MATERIAL FOR THIS TASK:

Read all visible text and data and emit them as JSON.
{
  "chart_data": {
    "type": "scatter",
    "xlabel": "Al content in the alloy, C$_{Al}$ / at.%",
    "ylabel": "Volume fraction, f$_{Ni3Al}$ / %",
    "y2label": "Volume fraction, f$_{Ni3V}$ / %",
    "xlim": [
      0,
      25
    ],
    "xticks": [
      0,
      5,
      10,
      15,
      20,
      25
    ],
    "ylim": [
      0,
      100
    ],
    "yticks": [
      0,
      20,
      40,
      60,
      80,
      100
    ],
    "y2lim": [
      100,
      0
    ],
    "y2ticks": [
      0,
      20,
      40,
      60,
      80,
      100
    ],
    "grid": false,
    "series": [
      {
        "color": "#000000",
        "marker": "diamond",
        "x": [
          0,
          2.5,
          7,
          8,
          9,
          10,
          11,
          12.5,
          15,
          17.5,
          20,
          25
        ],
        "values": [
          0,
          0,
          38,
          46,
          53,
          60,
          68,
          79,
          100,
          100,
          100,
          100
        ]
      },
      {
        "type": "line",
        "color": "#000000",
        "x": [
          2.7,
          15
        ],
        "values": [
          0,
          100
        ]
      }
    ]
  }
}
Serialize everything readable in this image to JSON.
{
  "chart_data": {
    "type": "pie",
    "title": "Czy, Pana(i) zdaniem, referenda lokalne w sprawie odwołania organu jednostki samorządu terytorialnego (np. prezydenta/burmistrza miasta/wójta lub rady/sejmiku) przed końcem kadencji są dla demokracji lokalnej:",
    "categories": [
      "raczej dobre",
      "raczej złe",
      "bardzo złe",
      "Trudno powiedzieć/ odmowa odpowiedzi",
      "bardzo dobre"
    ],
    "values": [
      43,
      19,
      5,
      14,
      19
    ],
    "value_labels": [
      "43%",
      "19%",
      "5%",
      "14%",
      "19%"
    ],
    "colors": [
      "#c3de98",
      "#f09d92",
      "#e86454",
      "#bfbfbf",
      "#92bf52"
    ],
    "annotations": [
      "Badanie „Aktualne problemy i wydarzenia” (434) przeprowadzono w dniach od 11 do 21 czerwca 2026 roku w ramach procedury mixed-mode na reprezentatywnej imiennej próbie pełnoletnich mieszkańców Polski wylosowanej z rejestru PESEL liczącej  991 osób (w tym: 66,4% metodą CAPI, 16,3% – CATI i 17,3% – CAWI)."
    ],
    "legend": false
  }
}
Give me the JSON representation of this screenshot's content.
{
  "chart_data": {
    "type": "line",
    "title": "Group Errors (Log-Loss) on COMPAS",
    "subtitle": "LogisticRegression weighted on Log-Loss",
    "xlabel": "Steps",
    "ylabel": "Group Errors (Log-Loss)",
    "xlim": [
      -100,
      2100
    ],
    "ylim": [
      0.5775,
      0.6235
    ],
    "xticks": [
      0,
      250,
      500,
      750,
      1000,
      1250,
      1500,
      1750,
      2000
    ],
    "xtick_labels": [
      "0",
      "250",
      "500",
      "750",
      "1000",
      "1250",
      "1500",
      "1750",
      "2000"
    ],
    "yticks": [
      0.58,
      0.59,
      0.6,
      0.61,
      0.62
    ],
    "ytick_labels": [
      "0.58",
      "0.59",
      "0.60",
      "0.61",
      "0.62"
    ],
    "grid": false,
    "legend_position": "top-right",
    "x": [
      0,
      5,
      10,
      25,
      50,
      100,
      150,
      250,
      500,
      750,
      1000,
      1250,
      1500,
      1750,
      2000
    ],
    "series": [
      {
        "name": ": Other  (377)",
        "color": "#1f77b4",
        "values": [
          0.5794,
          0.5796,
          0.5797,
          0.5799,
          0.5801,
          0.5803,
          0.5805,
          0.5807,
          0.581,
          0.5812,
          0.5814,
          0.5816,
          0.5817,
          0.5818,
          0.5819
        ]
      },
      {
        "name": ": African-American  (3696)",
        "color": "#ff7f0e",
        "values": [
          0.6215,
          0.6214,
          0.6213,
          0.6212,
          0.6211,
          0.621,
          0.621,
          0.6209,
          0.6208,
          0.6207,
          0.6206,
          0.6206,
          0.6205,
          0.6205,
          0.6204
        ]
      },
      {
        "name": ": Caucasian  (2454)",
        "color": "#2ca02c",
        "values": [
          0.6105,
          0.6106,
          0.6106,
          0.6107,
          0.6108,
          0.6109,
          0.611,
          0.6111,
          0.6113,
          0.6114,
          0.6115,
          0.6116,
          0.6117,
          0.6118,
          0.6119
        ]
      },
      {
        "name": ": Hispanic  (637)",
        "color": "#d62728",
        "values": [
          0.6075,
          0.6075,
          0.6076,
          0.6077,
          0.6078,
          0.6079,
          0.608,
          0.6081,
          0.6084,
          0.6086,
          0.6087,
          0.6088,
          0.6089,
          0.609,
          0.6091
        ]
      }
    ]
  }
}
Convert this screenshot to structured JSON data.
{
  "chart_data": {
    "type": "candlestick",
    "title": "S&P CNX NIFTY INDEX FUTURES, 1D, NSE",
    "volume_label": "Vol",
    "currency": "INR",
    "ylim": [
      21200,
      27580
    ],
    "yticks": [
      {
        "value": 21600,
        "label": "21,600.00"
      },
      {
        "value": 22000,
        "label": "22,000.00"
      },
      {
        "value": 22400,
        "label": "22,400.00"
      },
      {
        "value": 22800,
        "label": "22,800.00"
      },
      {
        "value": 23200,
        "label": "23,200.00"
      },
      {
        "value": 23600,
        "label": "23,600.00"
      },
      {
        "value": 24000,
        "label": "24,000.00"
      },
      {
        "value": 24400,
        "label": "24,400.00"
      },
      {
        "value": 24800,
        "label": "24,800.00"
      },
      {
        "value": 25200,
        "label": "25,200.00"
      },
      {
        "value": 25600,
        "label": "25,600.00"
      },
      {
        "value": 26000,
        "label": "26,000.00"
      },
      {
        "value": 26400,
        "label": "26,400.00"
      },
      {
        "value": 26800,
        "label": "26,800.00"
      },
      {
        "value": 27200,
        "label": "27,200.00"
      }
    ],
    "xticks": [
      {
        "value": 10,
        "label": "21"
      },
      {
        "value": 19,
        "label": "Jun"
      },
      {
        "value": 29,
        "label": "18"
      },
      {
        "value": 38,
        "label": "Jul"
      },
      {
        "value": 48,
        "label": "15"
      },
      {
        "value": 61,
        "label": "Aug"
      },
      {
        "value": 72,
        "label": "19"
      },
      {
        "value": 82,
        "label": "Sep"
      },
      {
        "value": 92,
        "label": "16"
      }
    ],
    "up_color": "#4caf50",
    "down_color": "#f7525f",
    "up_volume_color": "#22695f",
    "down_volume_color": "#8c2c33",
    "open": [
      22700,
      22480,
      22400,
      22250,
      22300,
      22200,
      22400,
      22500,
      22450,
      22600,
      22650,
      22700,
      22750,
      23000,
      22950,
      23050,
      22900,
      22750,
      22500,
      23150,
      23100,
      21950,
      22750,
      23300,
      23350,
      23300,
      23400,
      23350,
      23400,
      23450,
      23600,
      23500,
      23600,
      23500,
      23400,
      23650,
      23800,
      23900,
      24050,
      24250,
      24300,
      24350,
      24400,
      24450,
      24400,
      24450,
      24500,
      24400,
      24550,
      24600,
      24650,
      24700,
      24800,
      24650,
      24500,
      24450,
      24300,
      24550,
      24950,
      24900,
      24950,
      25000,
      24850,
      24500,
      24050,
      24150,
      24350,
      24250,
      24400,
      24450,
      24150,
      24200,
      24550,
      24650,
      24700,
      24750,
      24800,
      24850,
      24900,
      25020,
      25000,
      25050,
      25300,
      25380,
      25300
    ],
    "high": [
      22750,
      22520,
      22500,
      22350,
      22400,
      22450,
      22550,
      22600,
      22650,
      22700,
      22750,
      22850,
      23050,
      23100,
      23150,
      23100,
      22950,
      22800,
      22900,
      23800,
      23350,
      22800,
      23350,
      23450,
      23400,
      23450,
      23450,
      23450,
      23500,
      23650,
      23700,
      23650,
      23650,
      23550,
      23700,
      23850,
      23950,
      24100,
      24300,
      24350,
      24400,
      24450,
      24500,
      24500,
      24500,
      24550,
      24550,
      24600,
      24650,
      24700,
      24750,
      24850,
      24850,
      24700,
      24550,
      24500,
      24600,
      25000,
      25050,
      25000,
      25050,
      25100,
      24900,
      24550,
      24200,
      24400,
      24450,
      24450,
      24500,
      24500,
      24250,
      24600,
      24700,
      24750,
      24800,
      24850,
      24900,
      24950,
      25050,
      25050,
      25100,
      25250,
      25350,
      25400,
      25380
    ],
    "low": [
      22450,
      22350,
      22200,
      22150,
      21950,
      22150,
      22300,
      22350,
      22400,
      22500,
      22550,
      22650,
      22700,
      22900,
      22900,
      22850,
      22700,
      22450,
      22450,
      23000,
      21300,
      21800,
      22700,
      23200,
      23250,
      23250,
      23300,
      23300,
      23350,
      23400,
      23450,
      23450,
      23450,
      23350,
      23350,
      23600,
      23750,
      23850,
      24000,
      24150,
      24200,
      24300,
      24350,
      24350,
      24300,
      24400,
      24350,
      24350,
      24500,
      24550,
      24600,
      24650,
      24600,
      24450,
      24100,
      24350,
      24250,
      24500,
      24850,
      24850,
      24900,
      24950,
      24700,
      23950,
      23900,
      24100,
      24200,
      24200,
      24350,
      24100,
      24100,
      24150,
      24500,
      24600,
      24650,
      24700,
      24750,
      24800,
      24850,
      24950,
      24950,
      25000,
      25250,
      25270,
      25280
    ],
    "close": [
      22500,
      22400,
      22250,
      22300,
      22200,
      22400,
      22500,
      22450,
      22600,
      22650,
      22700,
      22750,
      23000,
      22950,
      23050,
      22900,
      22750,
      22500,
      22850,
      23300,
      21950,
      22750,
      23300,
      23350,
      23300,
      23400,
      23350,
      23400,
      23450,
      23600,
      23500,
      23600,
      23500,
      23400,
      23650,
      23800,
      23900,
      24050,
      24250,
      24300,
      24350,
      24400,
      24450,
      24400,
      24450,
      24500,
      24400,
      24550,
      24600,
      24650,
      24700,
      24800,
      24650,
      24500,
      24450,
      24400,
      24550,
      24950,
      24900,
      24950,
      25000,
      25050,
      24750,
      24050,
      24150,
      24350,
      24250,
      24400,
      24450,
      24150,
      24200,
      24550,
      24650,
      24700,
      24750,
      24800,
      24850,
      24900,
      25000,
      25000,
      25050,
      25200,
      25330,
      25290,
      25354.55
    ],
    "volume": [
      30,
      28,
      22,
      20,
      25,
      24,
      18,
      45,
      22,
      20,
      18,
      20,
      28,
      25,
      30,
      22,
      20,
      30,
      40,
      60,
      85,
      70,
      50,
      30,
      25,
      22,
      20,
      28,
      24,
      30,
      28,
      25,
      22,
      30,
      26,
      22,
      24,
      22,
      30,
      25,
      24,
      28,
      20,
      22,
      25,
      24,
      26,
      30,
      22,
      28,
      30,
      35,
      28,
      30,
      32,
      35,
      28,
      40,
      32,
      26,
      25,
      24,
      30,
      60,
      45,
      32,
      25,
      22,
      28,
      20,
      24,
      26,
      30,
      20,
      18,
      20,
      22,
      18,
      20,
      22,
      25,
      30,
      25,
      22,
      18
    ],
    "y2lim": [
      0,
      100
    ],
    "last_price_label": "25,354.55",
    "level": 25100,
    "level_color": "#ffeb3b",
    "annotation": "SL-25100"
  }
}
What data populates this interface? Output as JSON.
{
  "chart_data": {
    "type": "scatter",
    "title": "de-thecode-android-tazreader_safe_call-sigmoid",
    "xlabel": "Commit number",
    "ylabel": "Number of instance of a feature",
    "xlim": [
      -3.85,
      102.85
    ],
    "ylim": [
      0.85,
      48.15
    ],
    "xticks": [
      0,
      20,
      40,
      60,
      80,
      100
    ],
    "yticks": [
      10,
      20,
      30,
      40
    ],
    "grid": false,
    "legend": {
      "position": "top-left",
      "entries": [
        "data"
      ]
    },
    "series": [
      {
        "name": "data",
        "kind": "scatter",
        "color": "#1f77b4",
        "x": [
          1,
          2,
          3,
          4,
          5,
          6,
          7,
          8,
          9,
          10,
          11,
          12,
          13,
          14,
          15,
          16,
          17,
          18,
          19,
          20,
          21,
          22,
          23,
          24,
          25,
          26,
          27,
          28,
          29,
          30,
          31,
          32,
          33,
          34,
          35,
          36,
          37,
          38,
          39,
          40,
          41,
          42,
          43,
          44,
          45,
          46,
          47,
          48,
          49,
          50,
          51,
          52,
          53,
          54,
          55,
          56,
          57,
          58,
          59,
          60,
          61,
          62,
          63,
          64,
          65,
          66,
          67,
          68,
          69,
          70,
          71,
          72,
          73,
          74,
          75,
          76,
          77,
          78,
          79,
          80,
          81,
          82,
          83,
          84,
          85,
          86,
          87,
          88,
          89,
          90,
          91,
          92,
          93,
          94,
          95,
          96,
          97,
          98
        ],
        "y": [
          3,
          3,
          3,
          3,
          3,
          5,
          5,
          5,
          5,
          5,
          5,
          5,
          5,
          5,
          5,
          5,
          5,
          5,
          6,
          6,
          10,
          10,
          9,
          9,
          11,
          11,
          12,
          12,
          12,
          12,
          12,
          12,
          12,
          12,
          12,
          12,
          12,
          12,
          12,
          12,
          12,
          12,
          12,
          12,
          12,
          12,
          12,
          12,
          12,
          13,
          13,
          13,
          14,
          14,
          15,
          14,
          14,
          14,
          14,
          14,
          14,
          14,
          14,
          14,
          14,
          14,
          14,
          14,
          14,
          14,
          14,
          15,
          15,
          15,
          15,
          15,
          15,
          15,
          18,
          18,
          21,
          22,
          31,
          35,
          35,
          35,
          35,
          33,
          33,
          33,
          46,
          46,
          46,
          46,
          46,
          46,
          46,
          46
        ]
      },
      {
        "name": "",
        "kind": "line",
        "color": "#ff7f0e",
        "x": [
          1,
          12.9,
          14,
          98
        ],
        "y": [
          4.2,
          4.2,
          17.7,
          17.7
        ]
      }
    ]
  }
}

WHAT IS ASKED: Pick out each line in the material containing "ylabel".

TASK RESPONSE:
    "ylabel": "Volume fraction, f$_{Ni3Al}$ / %",
    "ylabel": "Group Errors (Log-Loss)",
    "ylabel": "Number of instance of a feature",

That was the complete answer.